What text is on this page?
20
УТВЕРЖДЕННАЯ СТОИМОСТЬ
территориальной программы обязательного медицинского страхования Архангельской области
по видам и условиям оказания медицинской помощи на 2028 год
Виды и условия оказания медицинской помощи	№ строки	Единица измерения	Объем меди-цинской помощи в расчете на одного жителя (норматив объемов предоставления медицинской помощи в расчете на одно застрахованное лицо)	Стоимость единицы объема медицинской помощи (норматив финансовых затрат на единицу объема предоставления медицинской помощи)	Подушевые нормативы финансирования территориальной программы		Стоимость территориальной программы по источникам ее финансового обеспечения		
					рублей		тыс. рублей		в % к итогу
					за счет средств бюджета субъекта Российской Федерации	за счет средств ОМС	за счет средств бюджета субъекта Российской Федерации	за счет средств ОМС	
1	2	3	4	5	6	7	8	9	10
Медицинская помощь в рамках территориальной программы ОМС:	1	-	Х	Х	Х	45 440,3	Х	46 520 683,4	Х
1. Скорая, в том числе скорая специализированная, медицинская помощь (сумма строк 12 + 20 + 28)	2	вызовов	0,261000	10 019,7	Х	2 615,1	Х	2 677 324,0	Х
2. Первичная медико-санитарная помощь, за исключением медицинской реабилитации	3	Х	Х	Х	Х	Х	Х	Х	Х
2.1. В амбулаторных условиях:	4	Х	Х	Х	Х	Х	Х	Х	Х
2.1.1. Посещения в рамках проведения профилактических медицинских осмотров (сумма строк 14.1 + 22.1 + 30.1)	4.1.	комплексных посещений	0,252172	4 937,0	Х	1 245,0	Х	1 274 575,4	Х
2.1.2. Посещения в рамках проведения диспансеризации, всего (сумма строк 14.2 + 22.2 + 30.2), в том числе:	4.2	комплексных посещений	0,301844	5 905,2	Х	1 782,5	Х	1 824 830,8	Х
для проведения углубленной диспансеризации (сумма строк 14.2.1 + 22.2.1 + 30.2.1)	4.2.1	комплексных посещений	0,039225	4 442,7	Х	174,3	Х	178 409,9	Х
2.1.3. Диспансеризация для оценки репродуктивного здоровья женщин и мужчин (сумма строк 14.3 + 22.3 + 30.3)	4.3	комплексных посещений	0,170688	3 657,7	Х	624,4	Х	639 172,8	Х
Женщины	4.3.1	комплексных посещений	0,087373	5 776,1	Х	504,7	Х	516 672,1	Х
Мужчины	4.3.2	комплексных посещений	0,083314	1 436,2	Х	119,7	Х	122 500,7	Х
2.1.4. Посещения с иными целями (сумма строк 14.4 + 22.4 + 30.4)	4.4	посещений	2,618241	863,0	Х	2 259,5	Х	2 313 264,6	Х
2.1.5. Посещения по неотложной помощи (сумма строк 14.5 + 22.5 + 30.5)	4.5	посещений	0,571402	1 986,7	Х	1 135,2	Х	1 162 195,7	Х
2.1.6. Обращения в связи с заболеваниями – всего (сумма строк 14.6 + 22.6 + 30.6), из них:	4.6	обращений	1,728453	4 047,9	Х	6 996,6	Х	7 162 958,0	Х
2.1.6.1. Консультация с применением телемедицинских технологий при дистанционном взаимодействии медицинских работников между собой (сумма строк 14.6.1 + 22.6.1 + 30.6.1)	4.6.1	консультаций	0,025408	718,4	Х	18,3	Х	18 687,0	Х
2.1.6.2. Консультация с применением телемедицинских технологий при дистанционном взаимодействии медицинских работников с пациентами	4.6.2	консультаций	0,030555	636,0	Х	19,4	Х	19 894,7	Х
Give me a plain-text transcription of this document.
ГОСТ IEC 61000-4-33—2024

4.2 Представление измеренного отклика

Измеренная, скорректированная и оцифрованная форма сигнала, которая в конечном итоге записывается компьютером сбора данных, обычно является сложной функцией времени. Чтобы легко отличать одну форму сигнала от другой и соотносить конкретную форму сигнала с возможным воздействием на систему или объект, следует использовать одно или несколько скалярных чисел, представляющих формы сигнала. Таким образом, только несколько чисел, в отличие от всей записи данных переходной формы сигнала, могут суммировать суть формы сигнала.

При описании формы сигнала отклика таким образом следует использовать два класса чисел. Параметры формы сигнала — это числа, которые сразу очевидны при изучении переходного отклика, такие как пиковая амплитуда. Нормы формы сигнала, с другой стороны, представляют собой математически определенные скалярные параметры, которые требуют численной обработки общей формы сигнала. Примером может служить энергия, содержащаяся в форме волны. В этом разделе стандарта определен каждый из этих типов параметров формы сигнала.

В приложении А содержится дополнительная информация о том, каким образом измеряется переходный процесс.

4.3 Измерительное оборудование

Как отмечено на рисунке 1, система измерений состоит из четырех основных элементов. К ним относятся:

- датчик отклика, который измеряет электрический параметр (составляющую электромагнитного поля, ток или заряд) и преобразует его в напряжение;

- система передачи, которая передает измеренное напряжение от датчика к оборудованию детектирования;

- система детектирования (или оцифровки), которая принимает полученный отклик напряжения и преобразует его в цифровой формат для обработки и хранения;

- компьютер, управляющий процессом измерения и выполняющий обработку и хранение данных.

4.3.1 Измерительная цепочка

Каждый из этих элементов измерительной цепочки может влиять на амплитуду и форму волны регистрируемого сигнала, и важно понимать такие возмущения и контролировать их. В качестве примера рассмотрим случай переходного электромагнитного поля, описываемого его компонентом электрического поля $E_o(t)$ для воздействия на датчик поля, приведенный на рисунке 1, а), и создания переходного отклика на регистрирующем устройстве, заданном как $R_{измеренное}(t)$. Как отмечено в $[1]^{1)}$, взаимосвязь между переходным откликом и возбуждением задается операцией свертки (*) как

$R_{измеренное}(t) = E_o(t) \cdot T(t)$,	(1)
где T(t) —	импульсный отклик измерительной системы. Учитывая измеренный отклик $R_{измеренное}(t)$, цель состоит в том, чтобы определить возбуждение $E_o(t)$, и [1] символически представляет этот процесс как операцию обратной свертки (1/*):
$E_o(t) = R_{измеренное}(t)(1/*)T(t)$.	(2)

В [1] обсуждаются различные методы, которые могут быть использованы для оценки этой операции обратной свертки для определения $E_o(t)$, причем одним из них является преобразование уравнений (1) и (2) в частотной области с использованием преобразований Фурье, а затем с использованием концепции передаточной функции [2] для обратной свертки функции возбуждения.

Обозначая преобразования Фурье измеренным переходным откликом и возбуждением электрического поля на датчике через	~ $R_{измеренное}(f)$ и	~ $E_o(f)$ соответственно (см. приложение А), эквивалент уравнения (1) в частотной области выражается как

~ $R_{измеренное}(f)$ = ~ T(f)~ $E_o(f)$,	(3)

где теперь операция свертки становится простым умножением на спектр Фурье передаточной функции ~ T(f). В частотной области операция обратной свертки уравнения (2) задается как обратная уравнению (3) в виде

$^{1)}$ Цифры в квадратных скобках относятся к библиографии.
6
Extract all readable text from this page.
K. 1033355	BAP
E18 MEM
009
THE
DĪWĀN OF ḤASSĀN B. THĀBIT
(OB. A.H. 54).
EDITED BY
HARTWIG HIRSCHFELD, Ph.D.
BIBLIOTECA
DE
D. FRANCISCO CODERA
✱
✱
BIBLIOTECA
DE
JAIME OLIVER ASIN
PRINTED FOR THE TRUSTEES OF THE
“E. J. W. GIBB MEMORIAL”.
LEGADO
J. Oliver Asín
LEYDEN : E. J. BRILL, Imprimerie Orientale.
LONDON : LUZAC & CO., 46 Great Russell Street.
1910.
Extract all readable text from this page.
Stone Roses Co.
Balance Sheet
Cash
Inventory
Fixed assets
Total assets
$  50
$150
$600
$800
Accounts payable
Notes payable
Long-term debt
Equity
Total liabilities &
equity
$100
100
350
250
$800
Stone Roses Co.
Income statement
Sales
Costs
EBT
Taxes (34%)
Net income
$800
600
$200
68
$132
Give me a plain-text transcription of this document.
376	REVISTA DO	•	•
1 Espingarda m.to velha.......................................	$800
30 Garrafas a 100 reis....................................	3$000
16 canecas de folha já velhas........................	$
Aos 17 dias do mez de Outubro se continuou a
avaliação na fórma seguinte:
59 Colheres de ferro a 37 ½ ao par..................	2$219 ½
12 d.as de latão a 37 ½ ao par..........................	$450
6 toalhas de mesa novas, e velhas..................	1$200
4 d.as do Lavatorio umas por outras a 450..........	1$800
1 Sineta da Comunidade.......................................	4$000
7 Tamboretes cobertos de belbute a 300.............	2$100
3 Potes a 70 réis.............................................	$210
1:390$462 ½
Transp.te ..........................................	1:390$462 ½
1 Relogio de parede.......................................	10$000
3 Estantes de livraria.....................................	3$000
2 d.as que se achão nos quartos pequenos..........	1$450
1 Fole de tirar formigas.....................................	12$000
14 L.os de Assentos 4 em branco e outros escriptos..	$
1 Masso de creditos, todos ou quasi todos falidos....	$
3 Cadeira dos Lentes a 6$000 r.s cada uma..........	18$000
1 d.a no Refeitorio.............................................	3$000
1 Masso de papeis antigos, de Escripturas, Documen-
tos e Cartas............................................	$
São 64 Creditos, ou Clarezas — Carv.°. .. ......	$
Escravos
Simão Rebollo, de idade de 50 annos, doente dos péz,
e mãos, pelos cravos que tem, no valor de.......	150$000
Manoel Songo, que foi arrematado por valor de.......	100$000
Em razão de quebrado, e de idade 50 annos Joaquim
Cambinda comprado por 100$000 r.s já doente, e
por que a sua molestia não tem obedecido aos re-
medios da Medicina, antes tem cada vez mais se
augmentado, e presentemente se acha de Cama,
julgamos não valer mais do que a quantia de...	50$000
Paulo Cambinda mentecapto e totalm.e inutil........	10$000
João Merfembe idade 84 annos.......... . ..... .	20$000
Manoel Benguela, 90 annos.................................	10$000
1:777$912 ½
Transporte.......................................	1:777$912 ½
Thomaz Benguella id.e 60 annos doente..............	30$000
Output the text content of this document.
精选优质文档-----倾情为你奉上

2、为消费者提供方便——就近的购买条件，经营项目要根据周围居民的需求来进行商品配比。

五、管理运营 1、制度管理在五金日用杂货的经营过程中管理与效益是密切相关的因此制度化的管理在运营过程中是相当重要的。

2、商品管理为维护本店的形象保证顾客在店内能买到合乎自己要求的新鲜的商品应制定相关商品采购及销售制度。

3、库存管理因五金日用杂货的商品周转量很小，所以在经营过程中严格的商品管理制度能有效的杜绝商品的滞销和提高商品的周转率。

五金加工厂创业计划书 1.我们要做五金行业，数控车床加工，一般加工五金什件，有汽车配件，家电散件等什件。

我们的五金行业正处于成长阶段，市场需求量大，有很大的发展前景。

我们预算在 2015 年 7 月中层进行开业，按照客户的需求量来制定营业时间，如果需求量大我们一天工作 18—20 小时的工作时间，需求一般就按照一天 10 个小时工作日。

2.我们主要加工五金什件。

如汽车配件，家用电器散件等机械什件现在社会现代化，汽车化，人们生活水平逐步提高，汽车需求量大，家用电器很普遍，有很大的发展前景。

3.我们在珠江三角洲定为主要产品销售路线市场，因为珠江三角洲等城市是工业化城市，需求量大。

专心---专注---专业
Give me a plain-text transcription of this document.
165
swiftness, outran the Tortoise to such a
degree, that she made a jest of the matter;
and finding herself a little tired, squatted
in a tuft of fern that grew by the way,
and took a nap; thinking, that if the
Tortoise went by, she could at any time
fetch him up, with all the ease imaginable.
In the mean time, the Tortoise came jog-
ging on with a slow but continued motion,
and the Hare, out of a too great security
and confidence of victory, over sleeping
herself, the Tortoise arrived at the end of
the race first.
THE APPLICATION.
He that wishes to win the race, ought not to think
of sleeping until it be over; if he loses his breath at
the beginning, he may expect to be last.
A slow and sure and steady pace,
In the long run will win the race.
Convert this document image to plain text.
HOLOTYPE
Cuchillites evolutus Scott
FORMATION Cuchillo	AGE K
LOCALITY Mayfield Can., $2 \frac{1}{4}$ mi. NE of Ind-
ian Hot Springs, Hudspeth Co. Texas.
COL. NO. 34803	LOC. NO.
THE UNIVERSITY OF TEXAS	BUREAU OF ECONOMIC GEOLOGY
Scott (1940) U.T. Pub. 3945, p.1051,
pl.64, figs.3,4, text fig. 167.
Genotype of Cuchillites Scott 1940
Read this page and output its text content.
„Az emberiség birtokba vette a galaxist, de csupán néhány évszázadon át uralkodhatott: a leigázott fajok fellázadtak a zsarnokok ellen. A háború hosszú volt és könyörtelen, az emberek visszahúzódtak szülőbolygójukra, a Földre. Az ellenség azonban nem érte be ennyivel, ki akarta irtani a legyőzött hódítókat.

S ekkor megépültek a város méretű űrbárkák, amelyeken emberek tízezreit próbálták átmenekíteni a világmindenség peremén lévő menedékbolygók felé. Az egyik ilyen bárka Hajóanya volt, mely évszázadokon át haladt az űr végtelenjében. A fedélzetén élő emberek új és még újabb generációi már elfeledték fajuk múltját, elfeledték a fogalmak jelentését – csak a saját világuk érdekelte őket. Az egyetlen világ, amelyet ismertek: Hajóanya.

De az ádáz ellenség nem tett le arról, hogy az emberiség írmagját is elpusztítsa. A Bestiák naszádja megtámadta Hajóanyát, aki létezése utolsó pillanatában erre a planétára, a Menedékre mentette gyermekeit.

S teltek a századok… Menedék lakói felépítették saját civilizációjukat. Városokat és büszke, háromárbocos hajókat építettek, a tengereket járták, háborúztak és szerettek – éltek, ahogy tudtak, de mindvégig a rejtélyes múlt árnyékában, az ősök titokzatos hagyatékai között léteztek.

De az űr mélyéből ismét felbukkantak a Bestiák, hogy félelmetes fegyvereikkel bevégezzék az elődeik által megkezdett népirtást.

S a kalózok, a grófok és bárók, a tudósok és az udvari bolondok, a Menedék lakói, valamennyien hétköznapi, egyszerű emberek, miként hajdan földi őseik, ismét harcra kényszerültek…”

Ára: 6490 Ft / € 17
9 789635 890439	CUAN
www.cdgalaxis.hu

• [Exercise goal]: How many lines in the records above contain the word "детектирования"? Reply with the number and nothing more.

• [Result below]: 2